Stored entries:

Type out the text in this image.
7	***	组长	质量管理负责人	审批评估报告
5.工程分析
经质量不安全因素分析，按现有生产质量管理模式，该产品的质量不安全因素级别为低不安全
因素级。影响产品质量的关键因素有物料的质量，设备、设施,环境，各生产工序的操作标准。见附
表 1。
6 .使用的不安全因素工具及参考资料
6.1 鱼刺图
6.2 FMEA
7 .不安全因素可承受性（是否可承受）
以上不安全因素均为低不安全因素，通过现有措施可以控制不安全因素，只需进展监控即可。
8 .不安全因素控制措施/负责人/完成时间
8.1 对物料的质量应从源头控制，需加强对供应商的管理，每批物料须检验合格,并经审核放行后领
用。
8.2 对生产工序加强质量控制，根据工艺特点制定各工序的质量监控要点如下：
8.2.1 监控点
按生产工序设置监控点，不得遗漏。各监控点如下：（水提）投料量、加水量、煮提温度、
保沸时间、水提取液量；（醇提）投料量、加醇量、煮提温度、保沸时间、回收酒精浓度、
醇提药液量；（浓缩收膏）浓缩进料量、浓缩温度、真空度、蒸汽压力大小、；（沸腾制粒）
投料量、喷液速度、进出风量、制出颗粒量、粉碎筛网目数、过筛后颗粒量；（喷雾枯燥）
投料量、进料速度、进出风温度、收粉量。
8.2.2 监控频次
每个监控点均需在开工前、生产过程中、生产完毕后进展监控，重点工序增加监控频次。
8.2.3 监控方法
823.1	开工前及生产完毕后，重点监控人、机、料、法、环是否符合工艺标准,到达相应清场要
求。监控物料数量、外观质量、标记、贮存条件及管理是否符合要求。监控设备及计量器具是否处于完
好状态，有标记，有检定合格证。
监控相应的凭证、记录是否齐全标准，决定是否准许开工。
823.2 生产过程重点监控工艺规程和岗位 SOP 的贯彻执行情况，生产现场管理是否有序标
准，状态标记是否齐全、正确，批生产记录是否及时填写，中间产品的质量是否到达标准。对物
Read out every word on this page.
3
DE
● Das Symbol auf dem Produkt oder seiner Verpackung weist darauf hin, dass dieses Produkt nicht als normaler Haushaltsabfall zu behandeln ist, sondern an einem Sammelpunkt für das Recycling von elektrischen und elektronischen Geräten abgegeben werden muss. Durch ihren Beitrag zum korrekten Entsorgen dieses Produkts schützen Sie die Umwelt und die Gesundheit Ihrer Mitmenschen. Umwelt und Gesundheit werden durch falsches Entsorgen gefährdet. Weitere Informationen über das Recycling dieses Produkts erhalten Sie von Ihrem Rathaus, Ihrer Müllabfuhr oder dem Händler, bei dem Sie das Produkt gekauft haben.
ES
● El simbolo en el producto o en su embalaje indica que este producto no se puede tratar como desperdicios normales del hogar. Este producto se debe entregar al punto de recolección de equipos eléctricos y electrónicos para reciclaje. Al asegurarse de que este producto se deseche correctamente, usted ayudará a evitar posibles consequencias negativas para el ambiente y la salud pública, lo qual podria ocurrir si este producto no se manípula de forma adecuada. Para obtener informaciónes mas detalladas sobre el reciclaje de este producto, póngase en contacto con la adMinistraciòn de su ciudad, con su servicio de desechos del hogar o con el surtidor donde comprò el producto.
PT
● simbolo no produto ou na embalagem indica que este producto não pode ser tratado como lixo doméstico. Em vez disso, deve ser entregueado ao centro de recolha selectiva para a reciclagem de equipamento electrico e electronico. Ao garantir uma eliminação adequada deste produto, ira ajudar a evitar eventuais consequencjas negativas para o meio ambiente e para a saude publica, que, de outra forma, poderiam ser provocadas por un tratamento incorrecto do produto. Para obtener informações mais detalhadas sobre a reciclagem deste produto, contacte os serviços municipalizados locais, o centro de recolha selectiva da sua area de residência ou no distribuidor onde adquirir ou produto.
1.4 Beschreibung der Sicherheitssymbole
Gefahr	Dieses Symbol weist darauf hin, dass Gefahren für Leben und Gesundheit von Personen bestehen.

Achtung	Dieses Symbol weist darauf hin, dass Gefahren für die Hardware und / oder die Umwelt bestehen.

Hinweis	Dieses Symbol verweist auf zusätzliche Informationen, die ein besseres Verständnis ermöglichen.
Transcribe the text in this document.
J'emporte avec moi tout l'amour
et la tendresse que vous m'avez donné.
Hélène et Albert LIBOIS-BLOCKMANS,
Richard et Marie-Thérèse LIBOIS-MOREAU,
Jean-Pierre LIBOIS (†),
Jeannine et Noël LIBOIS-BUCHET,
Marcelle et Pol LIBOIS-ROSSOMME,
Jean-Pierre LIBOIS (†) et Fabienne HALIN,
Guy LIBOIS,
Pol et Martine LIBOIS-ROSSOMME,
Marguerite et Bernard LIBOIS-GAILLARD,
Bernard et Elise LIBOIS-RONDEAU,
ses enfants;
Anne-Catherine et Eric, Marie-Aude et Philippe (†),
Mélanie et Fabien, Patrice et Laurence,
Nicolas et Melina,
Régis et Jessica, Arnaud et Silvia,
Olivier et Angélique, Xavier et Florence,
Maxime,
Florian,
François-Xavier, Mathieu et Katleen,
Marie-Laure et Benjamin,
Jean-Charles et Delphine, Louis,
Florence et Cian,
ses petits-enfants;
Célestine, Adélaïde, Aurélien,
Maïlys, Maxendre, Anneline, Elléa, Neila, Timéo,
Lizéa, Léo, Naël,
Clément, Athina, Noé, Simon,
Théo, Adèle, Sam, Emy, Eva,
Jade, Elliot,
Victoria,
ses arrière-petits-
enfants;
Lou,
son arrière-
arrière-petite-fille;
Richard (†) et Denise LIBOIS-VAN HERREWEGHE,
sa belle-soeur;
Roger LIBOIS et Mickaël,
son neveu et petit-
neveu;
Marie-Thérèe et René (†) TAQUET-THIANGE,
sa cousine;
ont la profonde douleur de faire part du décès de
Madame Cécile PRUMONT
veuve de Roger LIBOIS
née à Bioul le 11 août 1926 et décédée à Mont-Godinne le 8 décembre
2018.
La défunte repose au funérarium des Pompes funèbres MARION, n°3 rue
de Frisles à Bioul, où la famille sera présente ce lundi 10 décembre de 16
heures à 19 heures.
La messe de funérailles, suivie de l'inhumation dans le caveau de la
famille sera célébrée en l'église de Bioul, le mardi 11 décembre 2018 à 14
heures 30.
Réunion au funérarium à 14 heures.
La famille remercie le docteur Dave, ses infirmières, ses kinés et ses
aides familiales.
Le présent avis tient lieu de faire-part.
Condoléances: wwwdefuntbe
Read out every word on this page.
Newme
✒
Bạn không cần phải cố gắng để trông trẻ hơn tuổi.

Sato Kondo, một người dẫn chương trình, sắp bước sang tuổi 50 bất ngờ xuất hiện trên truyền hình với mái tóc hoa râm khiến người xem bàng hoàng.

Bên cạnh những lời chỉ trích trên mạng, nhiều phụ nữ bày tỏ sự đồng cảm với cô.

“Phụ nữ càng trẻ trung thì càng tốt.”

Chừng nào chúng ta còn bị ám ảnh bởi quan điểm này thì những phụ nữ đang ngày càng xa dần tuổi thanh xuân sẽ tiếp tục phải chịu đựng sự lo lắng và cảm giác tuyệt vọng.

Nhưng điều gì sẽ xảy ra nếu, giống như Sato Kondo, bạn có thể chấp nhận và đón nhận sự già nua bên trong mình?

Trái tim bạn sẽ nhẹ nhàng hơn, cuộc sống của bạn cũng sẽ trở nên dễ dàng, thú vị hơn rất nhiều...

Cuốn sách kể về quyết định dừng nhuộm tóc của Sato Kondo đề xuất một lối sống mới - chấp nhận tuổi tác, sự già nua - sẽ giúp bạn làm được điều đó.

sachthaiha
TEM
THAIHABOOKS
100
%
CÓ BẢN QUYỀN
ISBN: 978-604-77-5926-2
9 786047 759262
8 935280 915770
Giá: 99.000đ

PROBLEM TO SOLVE:
Determine how many lines include the word "enfants" and report that number by itself.

OUTPUT FOR THIS EXERCISE:
3